*TAREFAS DO EXERCÍCIO*:
1 – Reescreva de forma mais curta o parágrafo do trecho sobre Hela que começa com "Estamos falando de Cate Blanchett", mantendo os fatos principais.
2 – Liste todos os nomes próprios de pessoas, personagens, lugares, bandas e obras que aparecem no trecho sobre Hela.
3 – Transcreva do trecho sobre Hela, sem nenhuma alteração, a parte que vai de "Estamos falando de" até "jorrado em cachoeiras.", inclusive.

*TRECHO DADO*:
Estamos falando de Cate Blanchett. Quer dizer, de Hela, a poderosíssima emo fã de Linkin Park DEUSA DA MORTE. Como primogênita de Odin, Hela reclama o trono de ferro (e ouro) de Asgard. E o que as quatro temporadas de “Vikings” nos ensinou é que quando alguém reclama o trono, sai de baixo porque cabeças rolarão e sangue será jorrado em cachoeiras.
Hela quer escravizar, possuir, dominar. Hela é o Christian Grey e quer transformar o universo no seu grande quarto vermelho. Começando por Asgard.

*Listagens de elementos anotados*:
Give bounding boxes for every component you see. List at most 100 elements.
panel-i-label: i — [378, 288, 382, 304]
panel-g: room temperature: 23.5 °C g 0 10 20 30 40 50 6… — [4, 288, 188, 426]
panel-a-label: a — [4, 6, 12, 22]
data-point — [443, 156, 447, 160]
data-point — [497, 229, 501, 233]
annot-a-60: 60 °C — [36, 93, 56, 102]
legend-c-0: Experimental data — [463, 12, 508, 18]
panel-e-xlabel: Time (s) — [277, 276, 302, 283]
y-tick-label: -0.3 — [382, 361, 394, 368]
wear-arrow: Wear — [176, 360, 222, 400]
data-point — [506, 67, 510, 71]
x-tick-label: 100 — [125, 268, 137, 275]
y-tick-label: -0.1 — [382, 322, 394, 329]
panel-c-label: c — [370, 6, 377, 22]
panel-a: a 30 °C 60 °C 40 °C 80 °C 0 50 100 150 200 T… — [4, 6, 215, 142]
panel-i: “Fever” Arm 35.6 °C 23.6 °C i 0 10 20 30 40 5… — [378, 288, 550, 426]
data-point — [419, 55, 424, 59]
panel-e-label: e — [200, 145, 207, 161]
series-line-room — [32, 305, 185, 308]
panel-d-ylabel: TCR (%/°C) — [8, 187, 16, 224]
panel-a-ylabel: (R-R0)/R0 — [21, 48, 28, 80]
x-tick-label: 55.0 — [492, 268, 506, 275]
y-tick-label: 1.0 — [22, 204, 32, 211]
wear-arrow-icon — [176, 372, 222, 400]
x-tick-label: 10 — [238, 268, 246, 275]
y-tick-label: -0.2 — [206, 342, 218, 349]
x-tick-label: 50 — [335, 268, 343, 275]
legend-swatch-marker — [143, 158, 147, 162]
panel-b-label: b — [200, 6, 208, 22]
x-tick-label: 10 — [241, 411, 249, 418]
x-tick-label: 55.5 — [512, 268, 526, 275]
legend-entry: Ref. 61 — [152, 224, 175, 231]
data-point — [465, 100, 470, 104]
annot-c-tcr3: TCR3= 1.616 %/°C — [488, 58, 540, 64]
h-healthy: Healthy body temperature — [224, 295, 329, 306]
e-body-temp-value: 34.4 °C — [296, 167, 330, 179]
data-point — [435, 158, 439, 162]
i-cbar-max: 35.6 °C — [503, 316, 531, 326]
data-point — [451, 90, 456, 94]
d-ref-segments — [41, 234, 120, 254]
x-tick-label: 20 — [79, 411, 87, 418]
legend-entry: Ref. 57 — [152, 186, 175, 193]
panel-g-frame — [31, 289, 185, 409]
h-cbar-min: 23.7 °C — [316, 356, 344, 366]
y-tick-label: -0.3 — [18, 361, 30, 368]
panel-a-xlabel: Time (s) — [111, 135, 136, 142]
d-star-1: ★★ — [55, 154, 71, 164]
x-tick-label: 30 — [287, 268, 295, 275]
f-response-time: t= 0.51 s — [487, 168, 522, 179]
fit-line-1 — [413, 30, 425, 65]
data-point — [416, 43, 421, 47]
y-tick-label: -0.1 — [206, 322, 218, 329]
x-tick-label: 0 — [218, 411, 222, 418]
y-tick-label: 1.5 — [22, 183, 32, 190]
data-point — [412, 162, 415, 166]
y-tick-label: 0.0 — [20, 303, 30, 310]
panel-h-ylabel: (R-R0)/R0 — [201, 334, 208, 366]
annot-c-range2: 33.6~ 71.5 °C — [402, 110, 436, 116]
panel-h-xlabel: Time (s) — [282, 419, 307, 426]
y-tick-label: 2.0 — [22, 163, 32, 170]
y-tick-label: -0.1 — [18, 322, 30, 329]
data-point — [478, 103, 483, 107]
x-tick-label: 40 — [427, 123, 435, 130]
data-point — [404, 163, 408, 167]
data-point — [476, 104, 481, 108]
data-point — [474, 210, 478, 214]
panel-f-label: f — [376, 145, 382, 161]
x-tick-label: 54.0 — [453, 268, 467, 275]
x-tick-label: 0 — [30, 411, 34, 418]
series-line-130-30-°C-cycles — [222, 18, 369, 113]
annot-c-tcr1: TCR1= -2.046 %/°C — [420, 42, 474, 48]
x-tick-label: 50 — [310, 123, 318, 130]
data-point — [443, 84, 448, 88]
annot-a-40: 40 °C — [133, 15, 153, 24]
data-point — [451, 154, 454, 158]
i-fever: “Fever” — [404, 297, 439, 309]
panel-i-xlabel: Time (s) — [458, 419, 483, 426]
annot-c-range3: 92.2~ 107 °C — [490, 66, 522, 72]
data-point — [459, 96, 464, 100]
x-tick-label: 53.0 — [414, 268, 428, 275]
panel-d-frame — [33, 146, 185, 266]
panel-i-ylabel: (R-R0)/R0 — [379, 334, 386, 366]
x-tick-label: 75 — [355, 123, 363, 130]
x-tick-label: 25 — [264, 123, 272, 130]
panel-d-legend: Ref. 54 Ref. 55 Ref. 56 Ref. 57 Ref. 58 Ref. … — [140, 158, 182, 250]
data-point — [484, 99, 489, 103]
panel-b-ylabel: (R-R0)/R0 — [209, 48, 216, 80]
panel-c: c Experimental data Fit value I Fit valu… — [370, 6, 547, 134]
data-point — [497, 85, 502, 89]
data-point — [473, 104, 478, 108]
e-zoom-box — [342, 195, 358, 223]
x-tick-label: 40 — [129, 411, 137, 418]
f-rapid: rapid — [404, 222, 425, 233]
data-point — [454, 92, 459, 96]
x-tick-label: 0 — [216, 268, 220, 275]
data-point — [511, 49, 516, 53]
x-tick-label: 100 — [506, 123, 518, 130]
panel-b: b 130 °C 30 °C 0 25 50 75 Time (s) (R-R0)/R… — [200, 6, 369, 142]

*RESPOSTAS POR TAREFA*:
1 – Trata-se de Hela, a deusa da morte interpretada por Cate Blanchett. Primogênita de Odin, ela reclama o trono de Asgard. As quatro temporadas de "Vikings" ensinam que disputas pelo trono trazem cabeças rolando e muito sangue.

2 – Cate Blanchett, Hela, Linkin Park, Odin, Asgard, Vikings, Christian Grey

3 –
Estamos falando de Cate Blanchett. Quer dizer, de Hela, a poderosíssima emo fã de Linkin Park DEUSA DA MORTE. Como primogênita de Odin, Hela reclama o trono de ferro (e ouro) de Asgard. E o que as quatro temporadas de “Vikings” nos ensinou é que quando alguém reclama o trono, sai de baixo porque cabeças rolarão e sangue será jorrado em cachoeiras.